DO THIS: Omit every picture, then give all the entries again exactly.

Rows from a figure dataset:
^^^^
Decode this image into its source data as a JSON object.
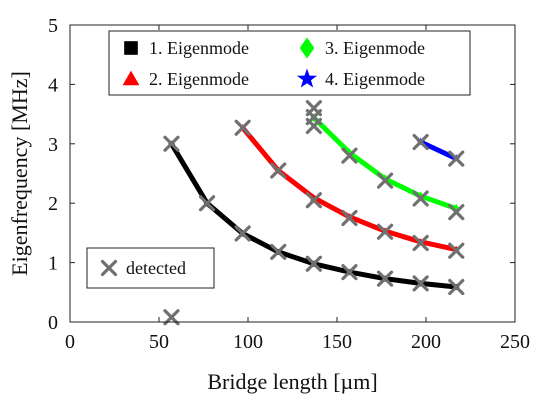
{
  "chart_data": {
    "type": "line",
    "xlabel": "Bridge length [µm]",
    "ylabel": "Eigenfrequency [MHz]",
    "xlim": [
      0,
      250
    ],
    "ylim": [
      0,
      5
    ],
    "xticks": [
      "0",
      "50",
      "100",
      "150",
      "200",
      "250"
    ],
    "yticks": [
      "0",
      "1",
      "2",
      "3",
      "4",
      "5"
    ],
    "grid": false,
    "legend_position": "top",
    "series": [
      {
        "name": "1. Eigenmode",
        "color": "#000000",
        "marker": "square",
        "x": [
          57,
          77,
          97,
          117,
          137,
          157,
          177,
          197,
          217
        ],
        "y": [
          3.0,
          2.0,
          1.49,
          1.18,
          0.98,
          0.84,
          0.73,
          0.65,
          0.59
        ]
      },
      {
        "name": "2. Eigenmode",
        "color": "#ff0000",
        "marker": "triangle",
        "x": [
          97,
          117,
          137,
          157,
          177,
          197,
          217
        ],
        "y": [
          3.27,
          2.55,
          2.09,
          1.77,
          1.53,
          1.35,
          1.22
        ]
      },
      {
        "name": "3. Eigenmode",
        "color": "#00ff00",
        "marker": "diamond",
        "x": [
          137,
          157,
          177,
          197,
          217
        ],
        "y": [
          3.44,
          2.85,
          2.41,
          2.12,
          1.91
        ]
      },
      {
        "name": "4. Eigenmode",
        "color": "#0000ff",
        "marker": "star",
        "x": [
          197,
          217
        ],
        "y": [
          3.03,
          2.75
        ]
      }
    ],
    "detected": {
      "name": "detected",
      "color": "#707070",
      "marker": "x",
      "x": [
        57,
        57,
        77,
        97,
        97,
        117,
        117,
        137,
        137,
        137,
        137,
        137,
        157,
        157,
        157,
        177,
        177,
        177,
        197,
        197,
        197,
        197,
        217,
        217,
        217,
        217
      ],
      "y": [
        0.08,
        3.0,
        2.0,
        1.49,
        3.27,
        1.18,
        2.55,
        0.98,
        2.05,
        3.3,
        3.45,
        3.6,
        0.84,
        1.75,
        2.8,
        0.73,
        1.52,
        2.38,
        0.65,
        1.33,
        2.08,
        3.03,
        0.59,
        1.2,
        1.85,
        2.75
      ]
    }
  }
}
^^^^
ANSWER BELOW:
Decode this image into its source data as a JSON object.
{
  "chart_data": {
    "type": "line",
    "xlabel": "Bridge length [µm]",
    "ylabel": "Eigenfrequency [MHz]",
    "xlim": [
      0,
      250
    ],
    "ylim": [
      0,
      5
    ],
    "xticks": [
      "0",
      "50",
      "100",
      "150",
      "200",
      "250"
    ],
    "yticks": [
      "0",
      "1",
      "2",
      "3",
      "4",
      "5"
    ],
    "grid": false,
    "legend_position": "top",
    "series": [
      {
        "name": "1. Eigenmode",
        "color": "#000000",
        "marker": "square",
        "x": [
          57,
          77,
          97,
          117,
          137,
          157,
          177,
          197,
          217
        ],
        "y": [
          3.0,
          2.0,
          1.49,
          1.18,
          0.98,
          0.84,
          0.73,
          0.65,
          0.59
        ]
      },
      {
        "name": "2. Eigenmode",
        "color": "#ff0000",
        "marker": "triangle",
        "x": [
          97,
          117,
          137,
          157,
          177,
          197,
          217
        ],
        "y": [
          3.27,
          2.55,
          2.09,
          1.77,
          1.53,
          1.35,
          1.22
        ]
      },
      {
        "name": "3. Eigenmode",
        "color": "#00ff00",
        "marker": "diamond",
        "x": [
          137,
          157,
          177,
          197,
          217
        ],
        "y": [
          3.44,
          2.85,
          2.41,
          2.12,
          1.91
        ]
      },
      {
        "name": "4. Eigenmode",
        "color": "#0000ff",
        "marker": "star",
        "x": [
          197,
          217
        ],
        "y": [
          3.03,
          2.75
        ]
      }
    ],
    "detected": {
      "name": "detected",
      "color": "#707070",
      "marker": "x",
      "x": [
        57,
        57,
        77,
        97,
        97,
        117,
        117,
        137,
        137,
        137,
        137,
        137,
        157,
        157,
        157,
        177,
        177,
        177,
        197,
        197,
        197,
        197,
        217,
        217,
        217,
        217
      ],
      "y": [
        0.08,
        3.0,
        2.0,
        1.49,
        3.27,
        1.18,
        2.55,
        0.98,
        2.05,
        3.3,
        3.45,
        3.6,
        0.84,
        1.75,
        2.8,
        0.73,
        1.52,
        2.38,
        0.65,
        1.33,
        2.08,
        3.03,
        0.59,
        1.2,
        1.85,
        2.75
      ]
    }
  }
}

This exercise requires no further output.